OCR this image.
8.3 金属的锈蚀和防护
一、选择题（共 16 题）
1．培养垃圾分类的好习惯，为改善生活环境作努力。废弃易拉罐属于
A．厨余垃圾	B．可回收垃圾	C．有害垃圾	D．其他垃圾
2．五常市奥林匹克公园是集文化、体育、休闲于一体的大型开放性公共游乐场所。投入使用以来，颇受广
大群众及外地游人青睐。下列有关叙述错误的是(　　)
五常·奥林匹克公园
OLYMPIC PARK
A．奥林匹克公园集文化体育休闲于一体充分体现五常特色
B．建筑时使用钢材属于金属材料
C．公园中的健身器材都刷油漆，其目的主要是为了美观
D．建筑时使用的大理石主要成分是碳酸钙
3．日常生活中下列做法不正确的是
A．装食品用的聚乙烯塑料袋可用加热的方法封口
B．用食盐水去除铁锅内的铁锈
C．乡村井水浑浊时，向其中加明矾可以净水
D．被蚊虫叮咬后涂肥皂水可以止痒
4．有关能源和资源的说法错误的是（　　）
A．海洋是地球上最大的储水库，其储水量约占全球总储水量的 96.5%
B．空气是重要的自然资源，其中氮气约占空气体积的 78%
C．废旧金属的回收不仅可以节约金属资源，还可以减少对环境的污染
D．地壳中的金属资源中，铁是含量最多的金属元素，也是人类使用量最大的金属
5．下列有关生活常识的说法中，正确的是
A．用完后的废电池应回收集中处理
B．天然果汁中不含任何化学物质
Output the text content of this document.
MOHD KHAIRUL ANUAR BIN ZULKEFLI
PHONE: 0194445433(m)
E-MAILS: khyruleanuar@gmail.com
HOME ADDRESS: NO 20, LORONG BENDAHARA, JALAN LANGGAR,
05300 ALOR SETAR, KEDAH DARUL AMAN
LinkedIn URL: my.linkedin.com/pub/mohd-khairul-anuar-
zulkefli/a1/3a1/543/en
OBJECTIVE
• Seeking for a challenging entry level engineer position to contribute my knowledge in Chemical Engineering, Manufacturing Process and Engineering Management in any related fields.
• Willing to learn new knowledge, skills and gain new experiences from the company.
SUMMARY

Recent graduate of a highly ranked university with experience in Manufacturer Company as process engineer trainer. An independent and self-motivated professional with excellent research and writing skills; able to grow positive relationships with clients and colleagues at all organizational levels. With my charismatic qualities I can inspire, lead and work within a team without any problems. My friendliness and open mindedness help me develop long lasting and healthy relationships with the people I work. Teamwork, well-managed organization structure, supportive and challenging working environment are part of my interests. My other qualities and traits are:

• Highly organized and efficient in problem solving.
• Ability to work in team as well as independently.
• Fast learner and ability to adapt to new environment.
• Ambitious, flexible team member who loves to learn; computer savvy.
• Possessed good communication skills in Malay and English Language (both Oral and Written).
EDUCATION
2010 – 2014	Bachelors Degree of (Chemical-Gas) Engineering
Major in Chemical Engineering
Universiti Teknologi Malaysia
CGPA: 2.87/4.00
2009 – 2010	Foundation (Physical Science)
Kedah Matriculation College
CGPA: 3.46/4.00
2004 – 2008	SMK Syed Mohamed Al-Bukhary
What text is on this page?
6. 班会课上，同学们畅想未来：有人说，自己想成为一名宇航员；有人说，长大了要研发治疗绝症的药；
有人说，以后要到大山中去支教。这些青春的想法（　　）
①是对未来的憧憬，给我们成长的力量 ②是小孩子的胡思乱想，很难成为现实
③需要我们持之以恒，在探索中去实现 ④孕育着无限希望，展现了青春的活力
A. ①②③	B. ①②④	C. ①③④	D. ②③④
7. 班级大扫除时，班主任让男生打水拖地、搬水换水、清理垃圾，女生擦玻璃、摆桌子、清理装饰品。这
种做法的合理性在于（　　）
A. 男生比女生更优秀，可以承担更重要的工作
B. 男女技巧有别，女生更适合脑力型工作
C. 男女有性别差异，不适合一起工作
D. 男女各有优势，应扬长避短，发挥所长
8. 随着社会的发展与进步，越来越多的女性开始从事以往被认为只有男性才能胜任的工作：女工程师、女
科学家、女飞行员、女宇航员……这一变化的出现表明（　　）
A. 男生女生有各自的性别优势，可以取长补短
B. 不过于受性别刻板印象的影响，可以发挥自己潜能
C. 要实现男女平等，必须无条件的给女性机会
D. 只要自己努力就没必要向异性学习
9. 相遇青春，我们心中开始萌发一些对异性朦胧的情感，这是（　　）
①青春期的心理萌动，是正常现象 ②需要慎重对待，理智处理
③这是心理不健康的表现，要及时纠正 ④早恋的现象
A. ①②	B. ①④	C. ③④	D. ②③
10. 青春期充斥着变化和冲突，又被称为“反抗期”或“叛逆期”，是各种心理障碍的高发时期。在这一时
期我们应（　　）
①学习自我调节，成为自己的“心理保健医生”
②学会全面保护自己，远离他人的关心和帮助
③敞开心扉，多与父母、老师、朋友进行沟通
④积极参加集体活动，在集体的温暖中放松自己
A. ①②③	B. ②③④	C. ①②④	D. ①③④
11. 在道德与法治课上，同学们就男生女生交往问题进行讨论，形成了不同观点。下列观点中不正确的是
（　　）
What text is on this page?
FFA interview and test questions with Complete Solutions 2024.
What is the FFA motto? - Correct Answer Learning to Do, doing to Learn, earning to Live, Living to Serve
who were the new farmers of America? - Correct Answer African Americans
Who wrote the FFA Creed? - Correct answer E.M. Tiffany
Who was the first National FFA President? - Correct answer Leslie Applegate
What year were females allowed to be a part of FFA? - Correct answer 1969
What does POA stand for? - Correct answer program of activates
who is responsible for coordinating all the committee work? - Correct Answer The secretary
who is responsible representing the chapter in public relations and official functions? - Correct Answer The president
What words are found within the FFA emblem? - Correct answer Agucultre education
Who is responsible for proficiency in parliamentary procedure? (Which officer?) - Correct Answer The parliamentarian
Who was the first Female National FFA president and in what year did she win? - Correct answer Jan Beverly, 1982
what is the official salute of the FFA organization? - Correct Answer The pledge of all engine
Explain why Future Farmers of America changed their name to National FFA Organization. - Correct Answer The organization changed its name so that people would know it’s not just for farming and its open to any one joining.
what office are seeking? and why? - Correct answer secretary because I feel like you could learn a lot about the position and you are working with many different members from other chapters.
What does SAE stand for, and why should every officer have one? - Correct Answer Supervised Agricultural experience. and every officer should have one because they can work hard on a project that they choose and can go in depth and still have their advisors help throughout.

**Problem statement:** The word "official" appears in how many lines of the data? Answer with only the number.

**The completed task:** 2